** What is being asked **
In the material below, the lines containing the word "Users" are required; copy each of them.

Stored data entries

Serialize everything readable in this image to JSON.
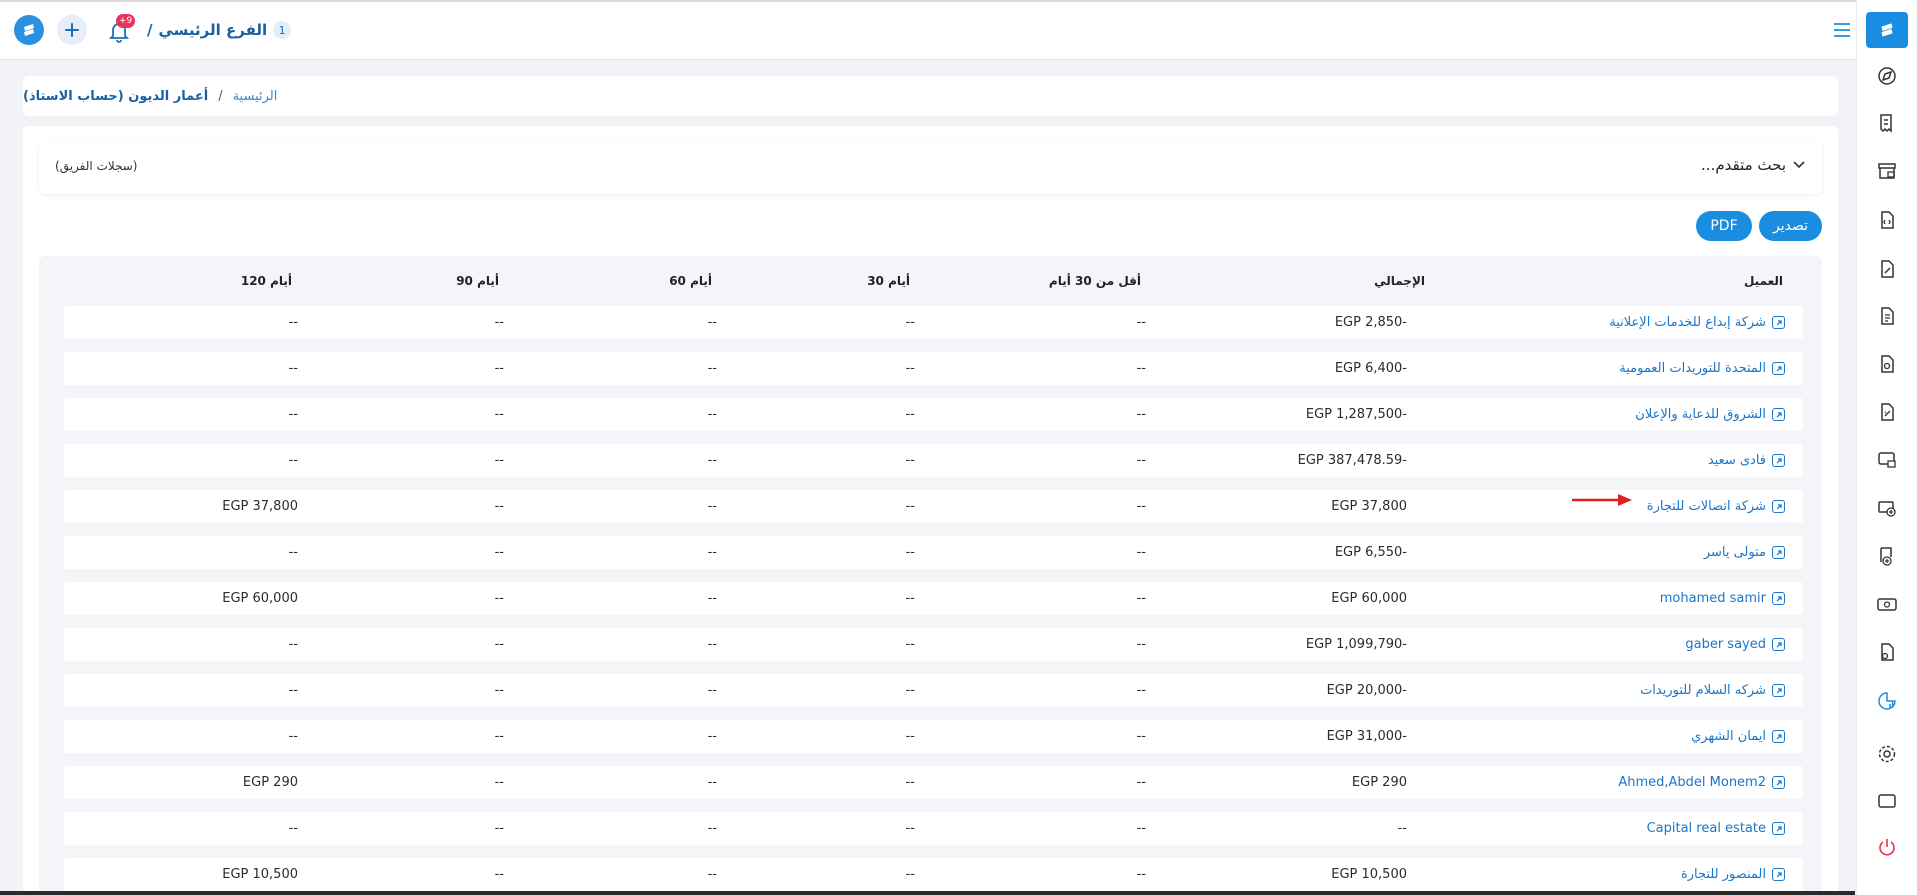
{
  "topbar": {
    "branch_count": "1",
    "branch_name": "الفرع الرئيسي",
    "branch_sep": "/",
    "notification_count": "+9"
  },
  "breadcrumb": {
    "home": "الرئيسية",
    "separator": "/",
    "current": "أعمار الديون (حساب الاستاذ)"
  },
  "search": {
    "label": "بحث متقدم...",
    "team_records": "(سجلات الفريق)"
  },
  "actions": {
    "export": "تصدير",
    "pdf": "PDF"
  },
  "table": {
    "headers": {
      "customer": "العميل",
      "total": "الإجمالي",
      "lt30": "أقل من 30 أيام",
      "d30": "30 أيام",
      "d60": "60 أيام",
      "d90": "90 أيام",
      "d120": "120 أيام"
    },
    "rows": [
      {
        "customer": "شركة إبداع للخدمات الإعلانية",
        "total": "EGP 2,850-",
        "lt30": "--",
        "d30": "--",
        "d60": "--",
        "d90": "--",
        "d120": "--"
      },
      {
        "customer": "المتحدة للتوريدات العمومية",
        "total": "EGP 6,400-",
        "lt30": "--",
        "d30": "--",
        "d60": "--",
        "d90": "--",
        "d120": "--"
      },
      {
        "customer": "الشروق للدعاية والإعلان",
        "total": "EGP 1,287,500-",
        "lt30": "--",
        "d30": "--",
        "d60": "--",
        "d90": "--",
        "d120": "--"
      },
      {
        "customer": "فادى سعيد",
        "total": "EGP 387,478.59-",
        "lt30": "--",
        "d30": "--",
        "d60": "--",
        "d90": "--",
        "d120": "--"
      },
      {
        "customer": "شركة اتصالات للتجارة",
        "total": "EGP 37,800",
        "lt30": "--",
        "d30": "--",
        "d60": "--",
        "d90": "--",
        "d120": "EGP 37,800"
      },
      {
        "customer": "متولى ياسر",
        "total": "EGP 6,550-",
        "lt30": "--",
        "d30": "--",
        "d60": "--",
        "d90": "--",
        "d120": "--"
      },
      {
        "customer": "mohamed samir",
        "total": "EGP 60,000",
        "lt30": "--",
        "d30": "--",
        "d60": "--",
        "d90": "--",
        "d120": "EGP 60,000"
      },
      {
        "customer": "gaber sayed",
        "total": "EGP 1,099,790-",
        "lt30": "--",
        "d30": "--",
        "d60": "--",
        "d90": "--",
        "d120": "--"
      },
      {
        "customer": "شركه السلام للتوريدات",
        "total": "EGP 20,000-",
        "lt30": "--",
        "d30": "--",
        "d60": "--",
        "d90": "--",
        "d120": "--"
      },
      {
        "customer": "ايمان الشهري",
        "total": "EGP 31,000-",
        "lt30": "--",
        "d30": "--",
        "d60": "--",
        "d90": "--",
        "d120": "--"
      },
      {
        "customer": "Ahmed,Abdel Monem2",
        "total": "EGP 290",
        "lt30": "--",
        "d30": "--",
        "d60": "--",
        "d90": "--",
        "d120": "EGP 290"
      },
      {
        "customer": "Capital real estate",
        "total": "--",
        "lt30": "--",
        "d30": "--",
        "d60": "--",
        "d90": "--",
        "d120": "--"
      },
      {
        "customer": "المنصور للتجارة",
        "total": "EGP 10,500",
        "lt30": "--",
        "d30": "--",
        "d60": "--",
        "d90": "--",
        "d120": "EGP 10,500"
      }
    ]
  },
  "colors": {
    "accent": "#1a8de0",
    "link": "#1a76c8",
    "annotation_arrow": "#e02020",
    "logout": "#e0344a"
  },
  "sidebar_icons": [
    "compass-icon",
    "receipt-icon",
    "store-icon",
    "document-code-icon",
    "document-edit-icon",
    "document-lines-icon",
    "document-tag-icon",
    "document-tag-alt-icon",
    "monitor-card-icon",
    "cash-add-icon",
    "receipt-add-icon",
    "banknote-icon",
    "document-user-icon",
    "report-chart-icon",
    "settings-icon",
    "screen-icon",
    "power-icon"
  ]
}
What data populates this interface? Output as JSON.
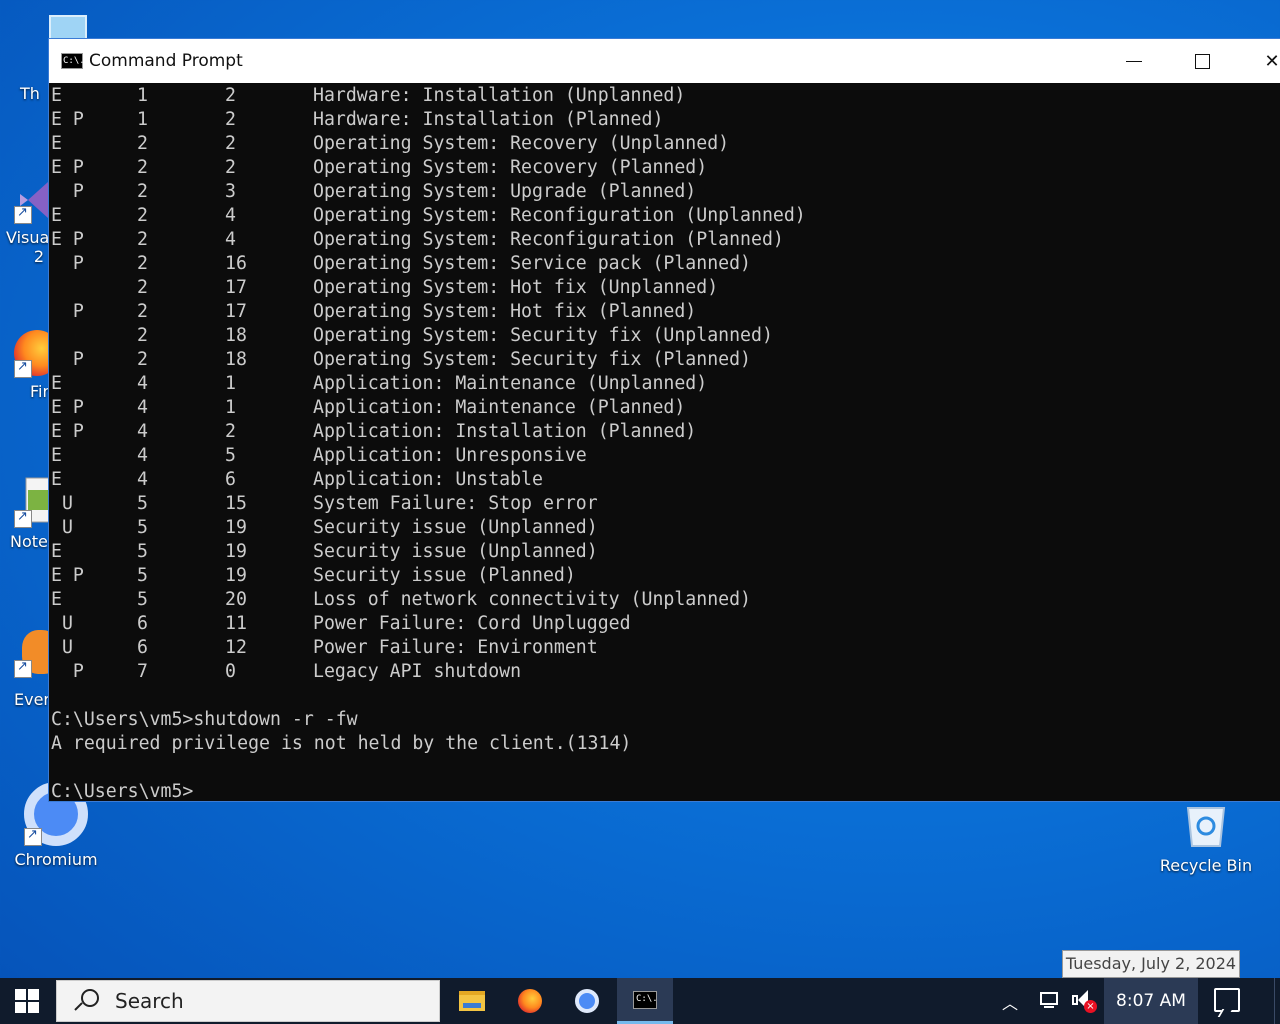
{
  "desktop": {
    "icons": [
      {
        "label": "Th"
      },
      {
        "label": "Visua"
      },
      {
        "label": "Fir"
      },
      {
        "label": "Note"
      },
      {
        "label": "Ever"
      },
      {
        "label": "Chromium"
      },
      {
        "label": "Recycle Bin"
      }
    ],
    "vs_sub": "2"
  },
  "window": {
    "title": "Command Prompt",
    "title_icon": "C:\\."
  },
  "console": {
    "rows": [
      {
        "flag": "E",
        "major": "1",
        "minor": "2",
        "desc": "Hardware: Installation (Unplanned)"
      },
      {
        "flag": "E P",
        "major": "1",
        "minor": "2",
        "desc": "Hardware: Installation (Planned)"
      },
      {
        "flag": "E",
        "major": "2",
        "minor": "2",
        "desc": "Operating System: Recovery (Unplanned)"
      },
      {
        "flag": "E P",
        "major": "2",
        "minor": "2",
        "desc": "Operating System: Recovery (Planned)"
      },
      {
        "flag": "  P",
        "major": "2",
        "minor": "3",
        "desc": "Operating System: Upgrade (Planned)"
      },
      {
        "flag": "E",
        "major": "2",
        "minor": "4",
        "desc": "Operating System: Reconfiguration (Unplanned)"
      },
      {
        "flag": "E P",
        "major": "2",
        "minor": "4",
        "desc": "Operating System: Reconfiguration (Planned)"
      },
      {
        "flag": "  P",
        "major": "2",
        "minor": "16",
        "desc": "Operating System: Service pack (Planned)"
      },
      {
        "flag": "",
        "major": "2",
        "minor": "17",
        "desc": "Operating System: Hot fix (Unplanned)"
      },
      {
        "flag": "  P",
        "major": "2",
        "minor": "17",
        "desc": "Operating System: Hot fix (Planned)"
      },
      {
        "flag": "",
        "major": "2",
        "minor": "18",
        "desc": "Operating System: Security fix (Unplanned)"
      },
      {
        "flag": "  P",
        "major": "2",
        "minor": "18",
        "desc": "Operating System: Security fix (Planned)"
      },
      {
        "flag": "E",
        "major": "4",
        "minor": "1",
        "desc": "Application: Maintenance (Unplanned)"
      },
      {
        "flag": "E P",
        "major": "4",
        "minor": "1",
        "desc": "Application: Maintenance (Planned)"
      },
      {
        "flag": "E P",
        "major": "4",
        "minor": "2",
        "desc": "Application: Installation (Planned)"
      },
      {
        "flag": "E",
        "major": "4",
        "minor": "5",
        "desc": "Application: Unresponsive"
      },
      {
        "flag": "E",
        "major": "4",
        "minor": "6",
        "desc": "Application: Unstable"
      },
      {
        "flag": " U",
        "major": "5",
        "minor": "15",
        "desc": "System Failure: Stop error"
      },
      {
        "flag": " U",
        "major": "5",
        "minor": "19",
        "desc": "Security issue (Unplanned)"
      },
      {
        "flag": "E",
        "major": "5",
        "minor": "19",
        "desc": "Security issue (Unplanned)"
      },
      {
        "flag": "E P",
        "major": "5",
        "minor": "19",
        "desc": "Security issue (Planned)"
      },
      {
        "flag": "E",
        "major": "5",
        "minor": "20",
        "desc": "Loss of network connectivity (Unplanned)"
      },
      {
        "flag": " U",
        "major": "6",
        "minor": "11",
        "desc": "Power Failure: Cord Unplugged"
      },
      {
        "flag": " U",
        "major": "6",
        "minor": "12",
        "desc": "Power Failure: Environment"
      },
      {
        "flag": "  P",
        "major": "7",
        "minor": "0",
        "desc": "Legacy API shutdown"
      }
    ],
    "command_line": "C:\\Users\\vm5>shutdown -r -fw",
    "error_line": "A required privilege is not held by the client.(1314)",
    "prompt_line": "C:\\Users\\vm5>"
  },
  "tooltip": {
    "date": "Tuesday, July 2, 2024"
  },
  "taskbar": {
    "search_label": "Search",
    "clock": "8:07 AM",
    "cmd_icon_text": "C:\\."
  },
  "colors": {
    "console_bg": "#0c0c0c",
    "console_fg": "#cccccc",
    "taskbar_bg": "#101b2c",
    "desktop_blue": "#0a6fd6"
  }
}
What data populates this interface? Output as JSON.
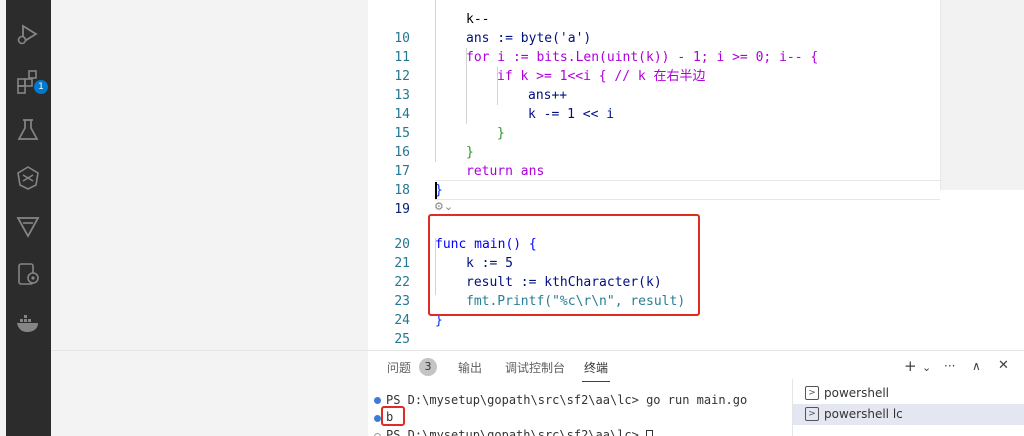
{
  "activity_bar": {
    "icons": [
      "run-debug-icon",
      "extensions-icon",
      "testing-icon",
      "remote-icon",
      "gitlens-icon",
      "copilot-icon",
      "docker-icon"
    ],
    "extensions_badge": "1",
    "accent": "#007acc"
  },
  "editor": {
    "lines": [
      {
        "n": "",
        "text": "k--"
      },
      {
        "n": "10",
        "text": "ans := byte('a')"
      },
      {
        "n": "11",
        "text": "for i := bits.Len(uint(k)) - 1; i >= 0; i-- {"
      },
      {
        "n": "12",
        "text": "if k >= 1<<i { // k 在右半边"
      },
      {
        "n": "13",
        "text": "ans++"
      },
      {
        "n": "14",
        "text": "k -= 1 << i"
      },
      {
        "n": "15",
        "text": "}"
      },
      {
        "n": "16",
        "text": "}"
      },
      {
        "n": "17",
        "text": "return ans"
      },
      {
        "n": "18",
        "text": "}"
      },
      {
        "n": "19",
        "text": ""
      },
      {
        "n": "20",
        "text": "func main() {"
      },
      {
        "n": "21",
        "text": "k := 5"
      },
      {
        "n": "22",
        "text": "result := kthCharacter(k)"
      },
      {
        "n": "23",
        "text": "fmt.Printf(\"%c\\r\\n\", result)"
      },
      {
        "n": "24",
        "text": "}"
      },
      {
        "n": "25",
        "text": ""
      }
    ],
    "highlight_color": "#e02b20"
  },
  "panel": {
    "tabs": [
      {
        "label": "问题",
        "badge": "3"
      },
      {
        "label": "输出"
      },
      {
        "label": "调试控制台"
      },
      {
        "label": "终端",
        "active": true
      }
    ],
    "actions": [
      "+",
      "⌄",
      "···",
      "∧",
      "✕"
    ],
    "terminal": {
      "line1": "PS D:\\mysetup\\gopath\\src\\sf2\\aa\\lc> go run main.go",
      "line2": "b",
      "line3": "PS D:\\mysetup\\gopath\\src\\sf2\\aa\\lc> "
    },
    "terminal_list": [
      {
        "label": "powershell"
      },
      {
        "label": "powershell  lc",
        "selected": true
      }
    ]
  }
}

** Task answer **
    "command_line": "C:\\Users\\vm5>shutdown -r -fw",
    "prompt_line": "C:\\Users\\vm5>"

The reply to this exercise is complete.